## START

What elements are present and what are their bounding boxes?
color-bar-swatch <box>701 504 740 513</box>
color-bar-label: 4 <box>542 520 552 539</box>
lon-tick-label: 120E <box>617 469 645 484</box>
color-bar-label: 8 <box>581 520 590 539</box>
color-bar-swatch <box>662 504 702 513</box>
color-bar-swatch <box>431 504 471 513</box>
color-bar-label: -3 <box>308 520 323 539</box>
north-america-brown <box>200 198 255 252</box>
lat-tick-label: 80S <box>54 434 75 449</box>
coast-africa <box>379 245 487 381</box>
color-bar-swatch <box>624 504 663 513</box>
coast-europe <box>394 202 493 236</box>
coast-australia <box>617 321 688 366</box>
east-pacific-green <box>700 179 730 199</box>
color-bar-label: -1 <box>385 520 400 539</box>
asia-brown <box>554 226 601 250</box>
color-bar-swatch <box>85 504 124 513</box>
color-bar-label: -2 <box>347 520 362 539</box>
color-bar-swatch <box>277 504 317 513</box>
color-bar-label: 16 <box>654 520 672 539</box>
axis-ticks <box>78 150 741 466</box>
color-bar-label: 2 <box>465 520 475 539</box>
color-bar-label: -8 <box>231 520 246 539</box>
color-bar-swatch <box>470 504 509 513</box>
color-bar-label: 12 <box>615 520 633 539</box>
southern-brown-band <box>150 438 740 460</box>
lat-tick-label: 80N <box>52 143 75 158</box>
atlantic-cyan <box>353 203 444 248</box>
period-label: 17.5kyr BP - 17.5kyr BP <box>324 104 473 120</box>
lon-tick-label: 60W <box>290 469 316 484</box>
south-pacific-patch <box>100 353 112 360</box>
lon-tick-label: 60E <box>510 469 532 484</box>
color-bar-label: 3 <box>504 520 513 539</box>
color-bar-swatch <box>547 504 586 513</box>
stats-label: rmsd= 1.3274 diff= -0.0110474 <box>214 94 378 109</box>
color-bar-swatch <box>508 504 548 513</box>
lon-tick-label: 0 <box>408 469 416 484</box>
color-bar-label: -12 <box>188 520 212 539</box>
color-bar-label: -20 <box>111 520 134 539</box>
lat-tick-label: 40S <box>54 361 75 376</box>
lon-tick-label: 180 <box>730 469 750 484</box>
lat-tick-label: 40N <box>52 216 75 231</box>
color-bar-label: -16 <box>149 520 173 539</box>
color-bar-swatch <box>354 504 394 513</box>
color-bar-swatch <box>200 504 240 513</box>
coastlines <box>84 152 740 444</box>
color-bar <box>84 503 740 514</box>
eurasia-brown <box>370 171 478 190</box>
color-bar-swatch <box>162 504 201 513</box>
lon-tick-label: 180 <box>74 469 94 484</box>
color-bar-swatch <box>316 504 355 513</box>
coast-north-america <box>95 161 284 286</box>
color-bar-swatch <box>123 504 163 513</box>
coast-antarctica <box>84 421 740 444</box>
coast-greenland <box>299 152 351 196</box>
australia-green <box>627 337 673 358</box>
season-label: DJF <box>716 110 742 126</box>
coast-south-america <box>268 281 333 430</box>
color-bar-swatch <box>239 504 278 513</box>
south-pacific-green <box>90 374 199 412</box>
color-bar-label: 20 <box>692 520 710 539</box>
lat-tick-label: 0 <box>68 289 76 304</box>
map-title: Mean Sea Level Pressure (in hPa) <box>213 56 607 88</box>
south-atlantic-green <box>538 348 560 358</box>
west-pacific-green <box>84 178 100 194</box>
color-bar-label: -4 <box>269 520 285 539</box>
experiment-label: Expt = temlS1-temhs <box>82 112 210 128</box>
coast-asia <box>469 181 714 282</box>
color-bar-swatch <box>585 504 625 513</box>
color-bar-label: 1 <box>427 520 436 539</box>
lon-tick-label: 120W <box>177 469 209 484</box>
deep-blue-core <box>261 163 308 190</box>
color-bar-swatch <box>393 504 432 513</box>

## END

— WHAT YOU WILL DO —
Copy out the items word for word, beginning with the first line and ending with the line that contains "color-bar-swatch <box>662 504 702 513</box>".

— RESPONSE TO THIS TASK —
What elements are present and what are their bounding boxes?
color-bar-swatch <box>701 504 740 513</box>
color-bar-label: 4 <box>542 520 552 539</box>
lon-tick-label: 120E <box>617 469 645 484</box>
color-bar-label: 8 <box>581 520 590 539</box>
color-bar-swatch <box>662 504 702 513</box>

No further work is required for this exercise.